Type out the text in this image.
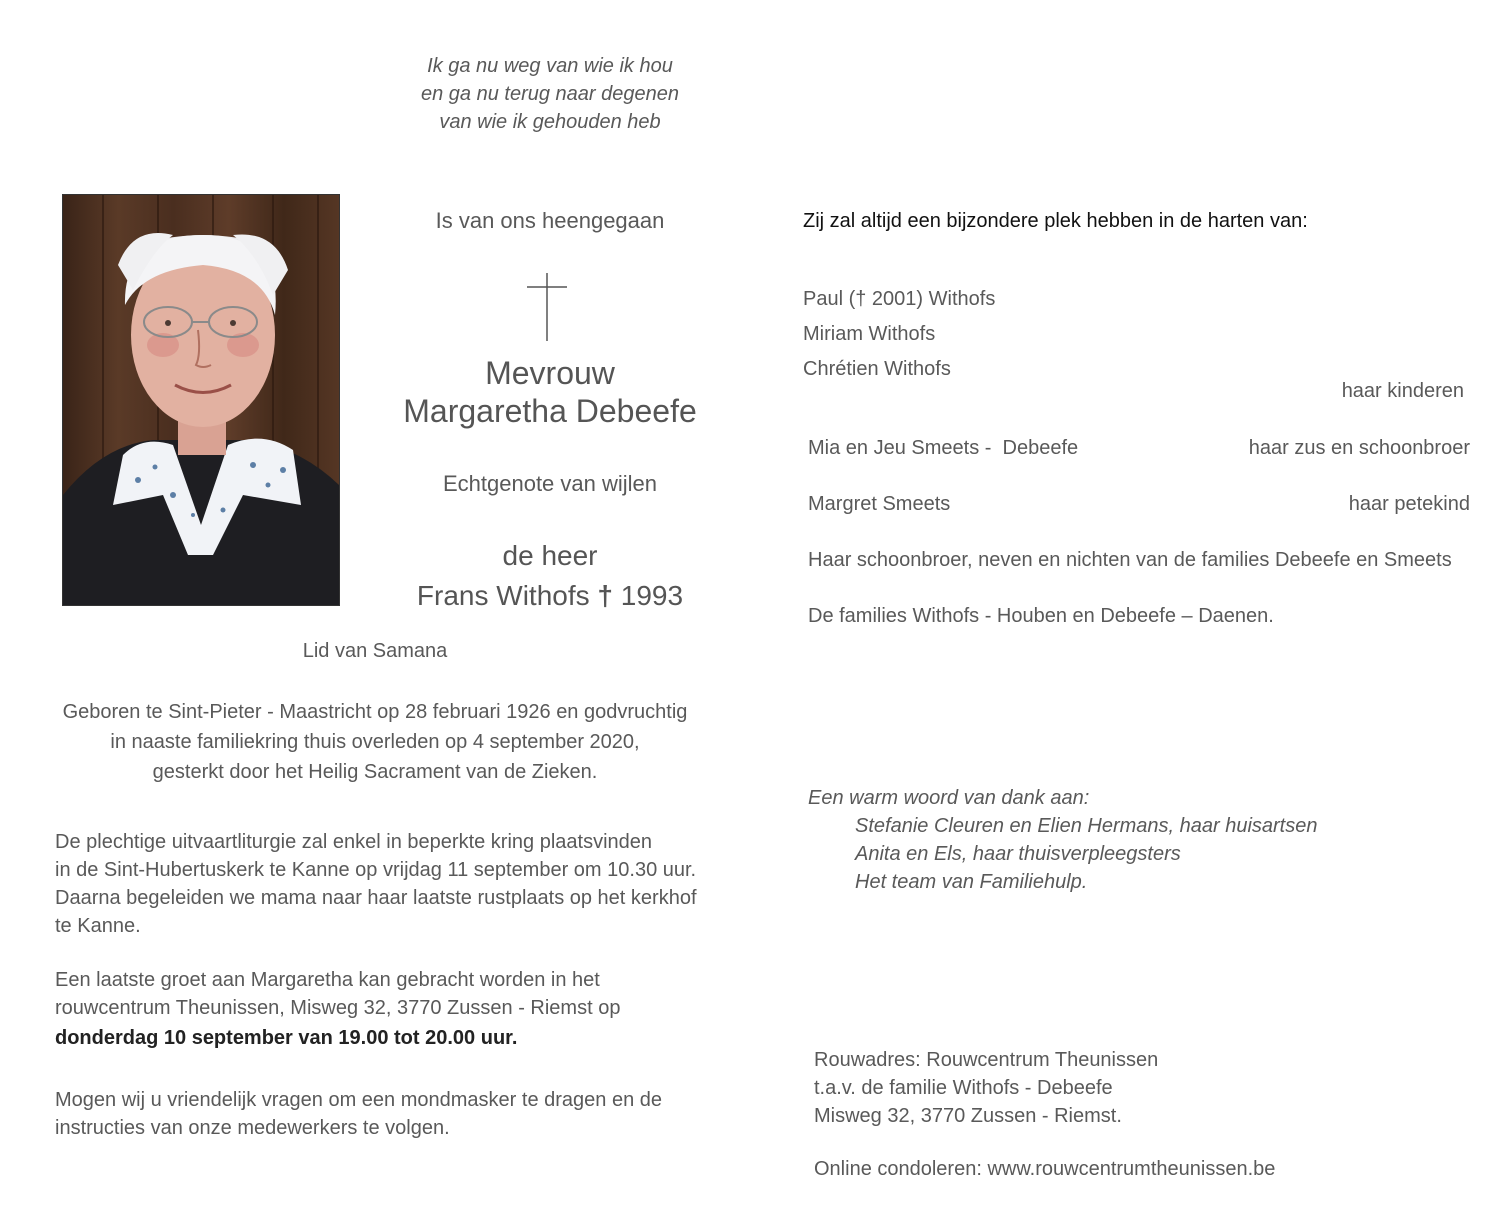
Ik ga nu weg van wie ik hou
en ga nu terug naar degenen
van wie ik gehouden heb
Is van ons heengegaan
Mevrouw
Margaretha Debeefe
Echtgenote van wijlen
de heer
Frans Withofs † 1993
Lid van Samana
Geboren te Sint-Pieter - Maastricht op 28 februari 1926 en godvruchtig
in naaste familiekring thuis overleden op 4 september 2020,
gesterkt door het Heilig Sacrament van de Zieken.
De plechtige uitvaartliturgie zal enkel in beperkte kring plaatsvinden
in de Sint-Hubertuskerk te Kanne op vrijdag 11 september om 10.30 uur.
Daarna begeleiden we mama naar haar laatste rustplaats op het kerkhof
te Kanne.
Een laatste groet aan Margaretha kan gebracht worden in het
rouwcentrum Theunissen, Misweg 32, 3770 Zussen - Riemst op
donderdag 10 september van 19.00 tot 20.00 uur.
Mogen wij u vriendelijk vragen om een mondmasker te dragen en de
instructies van onze medewerkers te volgen.
Zij zal altijd een bijzondere plek hebben in de harten van:
Paul († 2001) Withofs
Miriam Withofs
Chrétien Withofs
haar kinderen
Mia en Jeu Smeets -  Debeefe	haar zus en schoonbroer
Margret Smeets	haar petekind
Haar schoonbroer, neven en nichten van de families Debeefe en Smeets
De families Withofs - Houben en Debeefe – Daenen.
Een warm woord van dank aan:
Stefanie Cleuren en Elien Hermans, haar huisartsen
Anita en Els, haar thuisverpleegsters
Het team van Familiehulp.
Rouwadres: Rouwcentrum Theunissen
t.a.v. de familie Withofs - Debeefe
Misweg 32, 3770 Zussen - Riemst.
Online condoleren: www.rouwcentrumtheunissen.be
--------
_THE PROBLEM_. Reproduce the data above in full, exactly as it is, with the pictures left out.

_OUTPUT OF THE EXERCISE_.
Type out the text in this image.
Ik ga nu weg van wie ik hou
en ga nu terug naar degenen
van wie ik gehouden heb
Is van ons heengegaan
Mevrouw
Margaretha Debeefe
Echtgenote van wijlen
de heer
Frans Withofs † 1993
Lid van Samana
Geboren te Sint-Pieter - Maastricht op 28 februari 1926 en godvruchtig
in naaste familiekring thuis overleden op 4 september 2020,
gesterkt door het Heilig Sacrament van de Zieken.
De plechtige uitvaartliturgie zal enkel in beperkte kring plaatsvinden
in de Sint-Hubertuskerk te Kanne op vrijdag 11 september om 10.30 uur.
Daarna begeleiden we mama naar haar laatste rustplaats op het kerkhof
te Kanne.
Een laatste groet aan Margaretha kan gebracht worden in het
rouwcentrum Theunissen, Misweg 32, 3770 Zussen - Riemst op
donderdag 10 september van 19.00 tot 20.00 uur.
Mogen wij u vriendelijk vragen om een mondmasker te dragen en de
instructies van onze medewerkers te volgen.
Zij zal altijd een bijzondere plek hebben in de harten van:
Paul († 2001) Withofs
Miriam Withofs
Chrétien Withofs
haar kinderen
Mia en Jeu Smeets -  Debeefe	haar zus en schoonbroer
Margret Smeets	haar petekind
Haar schoonbroer, neven en nichten van de families Debeefe en Smeets
De families Withofs - Houben en Debeefe – Daenen.
Een warm woord van dank aan:
Stefanie Cleuren en Elien Hermans, haar huisartsen
Anita en Els, haar thuisverpleegsters
Het team van Familiehulp.
Rouwadres: Rouwcentrum Theunissen
t.a.v. de familie Withofs - Debeefe
Misweg 32, 3770 Zussen - Riemst.
Online condoleren: www.rouwcentrumtheunissen.be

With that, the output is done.